>>>>
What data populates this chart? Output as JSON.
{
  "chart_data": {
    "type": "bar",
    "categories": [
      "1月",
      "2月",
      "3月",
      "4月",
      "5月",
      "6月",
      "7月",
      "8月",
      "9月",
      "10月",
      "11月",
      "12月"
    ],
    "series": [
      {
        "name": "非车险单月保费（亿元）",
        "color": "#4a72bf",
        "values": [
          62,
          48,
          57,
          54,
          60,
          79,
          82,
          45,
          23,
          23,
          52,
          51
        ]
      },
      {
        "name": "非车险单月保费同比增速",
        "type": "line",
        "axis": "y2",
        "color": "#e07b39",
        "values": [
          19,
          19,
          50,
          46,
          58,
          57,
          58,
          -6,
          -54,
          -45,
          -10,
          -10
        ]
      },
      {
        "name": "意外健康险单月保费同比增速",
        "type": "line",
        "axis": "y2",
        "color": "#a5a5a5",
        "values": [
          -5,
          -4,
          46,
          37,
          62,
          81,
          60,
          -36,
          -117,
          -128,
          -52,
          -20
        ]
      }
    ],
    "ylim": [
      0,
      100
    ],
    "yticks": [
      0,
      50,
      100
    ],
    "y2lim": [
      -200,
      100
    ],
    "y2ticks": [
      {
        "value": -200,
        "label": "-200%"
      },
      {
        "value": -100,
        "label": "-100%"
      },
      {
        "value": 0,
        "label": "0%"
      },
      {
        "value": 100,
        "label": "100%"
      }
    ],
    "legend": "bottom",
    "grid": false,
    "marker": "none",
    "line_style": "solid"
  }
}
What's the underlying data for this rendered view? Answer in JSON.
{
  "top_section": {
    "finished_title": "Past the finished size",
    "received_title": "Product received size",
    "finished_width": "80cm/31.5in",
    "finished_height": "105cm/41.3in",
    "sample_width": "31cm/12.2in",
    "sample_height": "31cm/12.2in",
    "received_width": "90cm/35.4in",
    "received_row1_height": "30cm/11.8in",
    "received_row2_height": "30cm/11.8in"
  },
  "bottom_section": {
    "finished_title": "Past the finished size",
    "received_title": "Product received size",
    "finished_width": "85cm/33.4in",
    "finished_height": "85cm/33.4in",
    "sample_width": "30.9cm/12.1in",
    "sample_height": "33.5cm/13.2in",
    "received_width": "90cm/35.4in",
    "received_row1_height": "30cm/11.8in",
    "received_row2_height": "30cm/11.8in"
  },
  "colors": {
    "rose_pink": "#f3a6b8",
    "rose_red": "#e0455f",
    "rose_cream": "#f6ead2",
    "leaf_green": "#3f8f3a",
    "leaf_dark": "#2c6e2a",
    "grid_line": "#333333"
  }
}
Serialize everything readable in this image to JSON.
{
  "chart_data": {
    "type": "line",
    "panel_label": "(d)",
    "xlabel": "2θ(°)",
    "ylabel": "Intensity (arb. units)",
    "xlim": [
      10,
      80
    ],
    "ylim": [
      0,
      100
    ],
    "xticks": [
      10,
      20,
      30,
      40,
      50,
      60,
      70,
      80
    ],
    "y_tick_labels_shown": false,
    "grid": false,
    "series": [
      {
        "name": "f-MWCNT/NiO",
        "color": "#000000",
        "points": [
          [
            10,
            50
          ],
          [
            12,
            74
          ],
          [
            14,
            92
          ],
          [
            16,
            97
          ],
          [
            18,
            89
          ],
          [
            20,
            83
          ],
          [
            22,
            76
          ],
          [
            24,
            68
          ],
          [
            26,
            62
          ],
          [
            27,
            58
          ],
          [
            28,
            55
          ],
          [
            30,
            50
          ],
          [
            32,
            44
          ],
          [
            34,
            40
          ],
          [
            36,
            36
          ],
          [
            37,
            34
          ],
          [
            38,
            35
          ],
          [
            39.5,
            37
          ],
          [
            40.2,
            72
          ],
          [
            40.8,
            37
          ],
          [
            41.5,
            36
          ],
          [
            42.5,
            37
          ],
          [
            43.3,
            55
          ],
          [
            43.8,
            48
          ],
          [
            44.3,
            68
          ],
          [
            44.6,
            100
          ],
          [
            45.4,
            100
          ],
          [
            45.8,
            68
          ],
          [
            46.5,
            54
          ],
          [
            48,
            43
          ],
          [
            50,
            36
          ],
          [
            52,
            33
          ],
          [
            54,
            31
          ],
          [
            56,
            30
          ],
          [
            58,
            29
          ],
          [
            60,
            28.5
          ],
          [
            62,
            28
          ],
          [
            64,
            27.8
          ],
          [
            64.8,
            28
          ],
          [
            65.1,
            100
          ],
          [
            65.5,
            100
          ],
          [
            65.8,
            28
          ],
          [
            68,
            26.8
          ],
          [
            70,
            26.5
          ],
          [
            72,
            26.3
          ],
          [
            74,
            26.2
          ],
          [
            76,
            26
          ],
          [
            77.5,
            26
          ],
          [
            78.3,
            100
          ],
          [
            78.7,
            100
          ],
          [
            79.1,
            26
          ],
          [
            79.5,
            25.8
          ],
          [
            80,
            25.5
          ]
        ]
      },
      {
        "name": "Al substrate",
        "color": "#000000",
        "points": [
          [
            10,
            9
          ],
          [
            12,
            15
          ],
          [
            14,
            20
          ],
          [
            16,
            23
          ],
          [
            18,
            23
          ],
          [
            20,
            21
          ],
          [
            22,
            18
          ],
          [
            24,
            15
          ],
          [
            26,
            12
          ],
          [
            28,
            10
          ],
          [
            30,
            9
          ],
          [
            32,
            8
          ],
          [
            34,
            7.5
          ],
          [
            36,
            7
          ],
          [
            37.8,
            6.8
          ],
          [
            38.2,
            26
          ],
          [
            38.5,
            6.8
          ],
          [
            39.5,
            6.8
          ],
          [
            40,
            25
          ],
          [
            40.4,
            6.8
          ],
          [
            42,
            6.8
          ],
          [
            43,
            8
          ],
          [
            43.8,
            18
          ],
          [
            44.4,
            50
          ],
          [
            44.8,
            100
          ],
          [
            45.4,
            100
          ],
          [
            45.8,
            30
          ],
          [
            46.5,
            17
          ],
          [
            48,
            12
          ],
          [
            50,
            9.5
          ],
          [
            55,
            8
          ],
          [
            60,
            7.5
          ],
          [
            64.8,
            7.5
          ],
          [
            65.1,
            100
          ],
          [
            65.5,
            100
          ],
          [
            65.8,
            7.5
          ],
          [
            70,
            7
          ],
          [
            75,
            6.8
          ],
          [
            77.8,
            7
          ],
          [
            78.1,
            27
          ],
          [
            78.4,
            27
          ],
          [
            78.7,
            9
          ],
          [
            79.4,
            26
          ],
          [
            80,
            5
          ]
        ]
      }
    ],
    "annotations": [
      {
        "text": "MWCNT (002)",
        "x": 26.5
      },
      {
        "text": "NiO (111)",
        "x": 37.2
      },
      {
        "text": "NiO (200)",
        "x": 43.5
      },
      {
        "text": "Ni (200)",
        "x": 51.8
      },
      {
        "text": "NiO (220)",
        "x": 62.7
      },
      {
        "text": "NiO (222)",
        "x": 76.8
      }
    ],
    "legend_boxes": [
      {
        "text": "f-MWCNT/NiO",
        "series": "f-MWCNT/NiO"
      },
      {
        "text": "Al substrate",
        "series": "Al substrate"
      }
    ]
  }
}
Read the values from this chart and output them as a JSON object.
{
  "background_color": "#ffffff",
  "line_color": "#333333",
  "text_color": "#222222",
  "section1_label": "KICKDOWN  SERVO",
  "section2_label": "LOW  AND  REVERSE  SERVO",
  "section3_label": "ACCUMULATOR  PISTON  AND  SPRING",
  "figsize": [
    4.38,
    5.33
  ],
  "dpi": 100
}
<<<<
• [REQUIRED TASK] Output the records above in their entirety, exactly.

• [OUTPUT]
What data populates this chart? Output as JSON.
{
  "chart_data": {
    "type": "bar",
    "categories": [
      "1月",
      "2月",
      "3月",
      "4月",
      "5月",
      "6月",
      "7月",
      "8月",
      "9月",
      "10月",
      "11月",
      "12月"
    ],
    "series": [
      {
        "name": "非车险单月保费（亿元）",
        "color": "#4a72bf",
        "values": [
          62,
          48,
          57,
          54,
          60,
          79,
          82,
          45,
          23,
          23,
          52,
          51
        ]
      },
      {
        "name": "非车险单月保费同比增速",
        "type": "line",
        "axis": "y2",
        "color": "#e07b39",
        "values": [
          19,
          19,
          50,
          46,
          58,
          57,
          58,
          -6,
          -54,
          -45,
          -10,
          -10
        ]
      },
      {
        "name": "意外健康险单月保费同比增速",
        "type": "line",
        "axis": "y2",
        "color": "#a5a5a5",
        "values": [
          -5,
          -4,
          46,
          37,
          62,
          81,
          60,
          -36,
          -117,
          -128,
          -52,
          -20
        ]
      }
    ],
    "ylim": [
      0,
      100
    ],
    "yticks": [
      0,
      50,
      100
    ],
    "y2lim": [
      -200,
      100
    ],
    "y2ticks": [
      {
        "value": -200,
        "label": "-200%"
      },
      {
        "value": -100,
        "label": "-100%"
      },
      {
        "value": 0,
        "label": "0%"
      },
      {
        "value": 100,
        "label": "100%"
      }
    ],
    "legend": "bottom",
    "grid": false,
    "marker": "none",
    "line_style": "solid"
  }
}
What's the underlying data for this rendered view? Answer in JSON.
{
  "top_section": {
    "finished_title": "Past the finished size",
    "received_title": "Product received size",
    "finished_width": "80cm/31.5in",
    "finished_height": "105cm/41.3in",
    "sample_width": "31cm/12.2in",
    "sample_height": "31cm/12.2in",
    "received_width": "90cm/35.4in",
    "received_row1_height": "30cm/11.8in",
    "received_row2_height": "30cm/11.8in"
  },
  "bottom_section": {
    "finished_title": "Past the finished size",
    "received_title": "Product received size",
    "finished_width": "85cm/33.4in",
    "finished_height": "85cm/33.4in",
    "sample_width": "30.9cm/12.1in",
    "sample_height": "33.5cm/13.2in",
    "received_width": "90cm/35.4in",
    "received_row1_height": "30cm/11.8in",
    "received_row2_height": "30cm/11.8in"
  },
  "colors": {
    "rose_pink": "#f3a6b8",
    "rose_red": "#e0455f",
    "rose_cream": "#f6ead2",
    "leaf_green": "#3f8f3a",
    "leaf_dark": "#2c6e2a",
    "grid_line": "#333333"
  }
}
Serialize everything readable in this image to JSON.
{
  "chart_data": {
    "type": "line",
    "panel_label": "(d)",
    "xlabel": "2θ(°)",
    "ylabel": "Intensity (arb. units)",
    "xlim": [
      10,
      80
    ],
    "ylim": [
      0,
      100
    ],
    "xticks": [
      10,
      20,
      30,
      40,
      50,
      60,
      70,
      80
    ],
    "y_tick_labels_shown": false,
    "grid": false,
    "series": [
      {
        "name": "f-MWCNT/NiO",
        "color": "#000000",
        "points": [
          [
            10,
            50
          ],
          [
            12,
            74
          ],
          [
            14,
            92
          ],
          [
            16,
            97
          ],
          [
            18,
            89
          ],
          [
            20,
            83
          ],
          [
            22,
            76
          ],
          [
            24,
            68
          ],
          [
            26,
            62
          ],
          [
            27,
            58
          ],
          [
            28,
            55
          ],
          [
            30,
            50
          ],
          [
            32,
            44
          ],
          [
            34,
            40
          ],
          [
            36,
            36
          ],
          [
            37,
            34
          ],
          [
            38,
            35
          ],
          [
            39.5,
            37
          ],
          [
            40.2,
            72
          ],
          [
            40.8,
            37
          ],
          [
            41.5,
            36
          ],
          [
            42.5,
            37
          ],
          [
            43.3,
            55
          ],
          [
            43.8,
            48
          ],
          [
            44.3,
            68
          ],
          [
            44.6,
            100
          ],
          [
            45.4,
            100
          ],
          [
            45.8,
            68
          ],
          [
            46.5,
            54
          ],
          [
            48,
            43
          ],
          [
            50,
            36
          ],
          [
            52,
            33
          ],
          [
            54,
            31
          ],
          [
            56,
            30
          ],
          [
            58,
            29
          ],
          [
            60,
            28.5
          ],
          [
            62,
            28
          ],
          [
            64,
            27.8
          ],
          [
            64.8,
            28
          ],
          [
            65.1,
            100
          ],
          [
            65.5,
            100
          ],
          [
            65.8,
            28
          ],
          [
            68,
            26.8
          ],
          [
            70,
            26.5
          ],
          [
            72,
            26.3
          ],
          [
            74,
            26.2
          ],
          [
            76,
            26
          ],
          [
            77.5,
            26
          ],
          [
            78.3,
            100
          ],
          [
            78.7,
            100
          ],
          [
            79.1,
            26
          ],
          [
            79.5,
            25.8
          ],
          [
            80,
            25.5
          ]
        ]
      },
      {
        "name": "Al substrate",
        "color": "#000000",
        "points": [
          [
            10,
            9
          ],
          [
            12,
            15
          ],
          [
            14,
            20
          ],
          [
            16,
            23
          ],
          [
            18,
            23
          ],
          [
            20,
            21
          ],
          [
            22,
            18
          ],
          [
            24,
            15
          ],
          [
            26,
            12
          ],
          [
            28,
            10
          ],
          [
            30,
            9
          ],
          [
            32,
            8
          ],
          [
            34,
            7.5
          ],
          [
            36,
            7
          ],
          [
            37.8,
            6.8
          ],
          [
            38.2,
            26
          ],
          [
            38.5,
            6.8
          ],
          [
            39.5,
            6.8
          ],
          [
            40,
            25
          ],
          [
            40.4,
            6.8
          ],
          [
            42,
            6.8
          ],
          [
            43,
            8
          ],
          [
            43.8,
            18
          ],
          [
            44.4,
            50
          ],
          [
            44.8,
            100
          ],
          [
            45.4,
            100
          ],
          [
            45.8,
            30
          ],
          [
            46.5,
            17
          ],
          [
            48,
            12
          ],
          [
            50,
            9.5
          ],
          [
            55,
            8
          ],
          [
            60,
            7.5
          ],
          [
            64.8,
            7.5
          ],
          [
            65.1,
            100
          ],
          [
            65.5,
            100
          ],
          [
            65.8,
            7.5
          ],
          [
            70,
            7
          ],
          [
            75,
            6.8
          ],
          [
            77.8,
            7
          ],
          [
            78.1,
            27
          ],
          [
            78.4,
            27
          ],
          [
            78.7,
            9
          ],
          [
            79.4,
            26
          ],
          [
            80,
            5
          ]
        ]
      }
    ],
    "annotations": [
      {
        "text": "MWCNT (002)",
        "x": 26.5
      },
      {
        "text": "NiO (111)",
        "x": 37.2
      },
      {
        "text": "NiO (200)",
        "x": 43.5
      },
      {
        "text": "Ni (200)",
        "x": 51.8
      },
      {
        "text": "NiO (220)",
        "x": 62.7
      },
      {
        "text": "NiO (222)",
        "x": 76.8
      }
    ],
    "legend_boxes": [
      {
        "text": "f-MWCNT/NiO",
        "series": "f-MWCNT/NiO"
      },
      {
        "text": "Al substrate",
        "series": "Al substrate"
      }
    ]
  }
}
Read the values from this chart and output them as a JSON object.
{
  "background_color": "#ffffff",
  "line_color": "#333333",
  "text_color": "#222222",
  "section1_label": "KICKDOWN  SERVO",
  "section2_label": "LOW  AND  REVERSE  SERVO",
  "section3_label": "ACCUMULATOR  PISTON  AND  SPRING",
  "figsize": [
    4.38,
    5.33
  ],
  "dpi": 100
}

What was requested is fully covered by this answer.